**SUPPLIED INFORMATION**
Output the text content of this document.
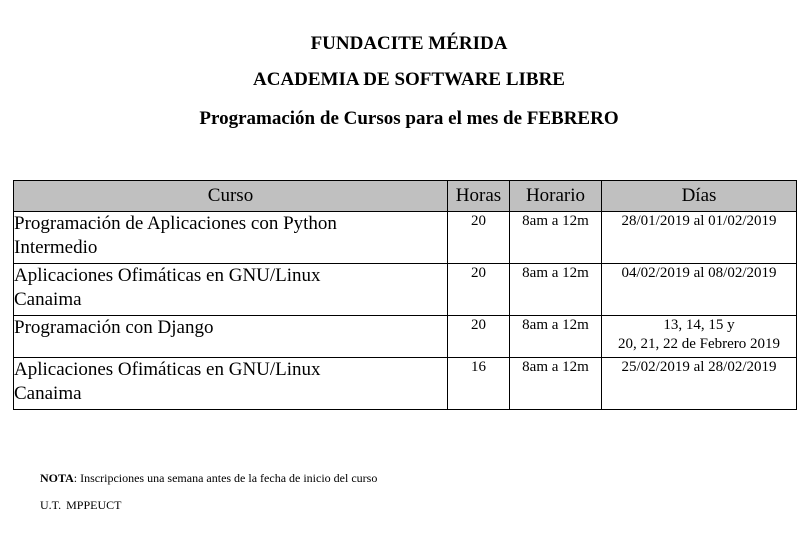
FUNDACITE MÉRIDA
ACADEMIA DE SOFTWARE LIBRE
Programación de Cursos para el mes de FEBRERO
Curso	Horas	Horario	Días

Programación de Aplicaciones con Python
Intermedio	20	8am a 12m	28/01/2019 al 01/02/2019

Aplicaciones Ofimáticas en GNU/Linux
Canaima	20	8am a 12m	04/02/2019 al 08/02/2019

Programación con Django	20	8am a 12m	13, 14, 15 y
20, 21, 22 de Febrero 2019

Aplicaciones Ofimáticas en GNU/Linux
Canaima	16	8am a 12m	25/02/2019 al 28/02/2019
NOTA: Inscripciones una semana antes de la fecha de inicio del curso
U.T. MPPEUCT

**GIVEN INSTRUCTION**
Determine how many lines of the data contain "Programación" and give nothing but that number.

**PROBLEM SOLUTION**
3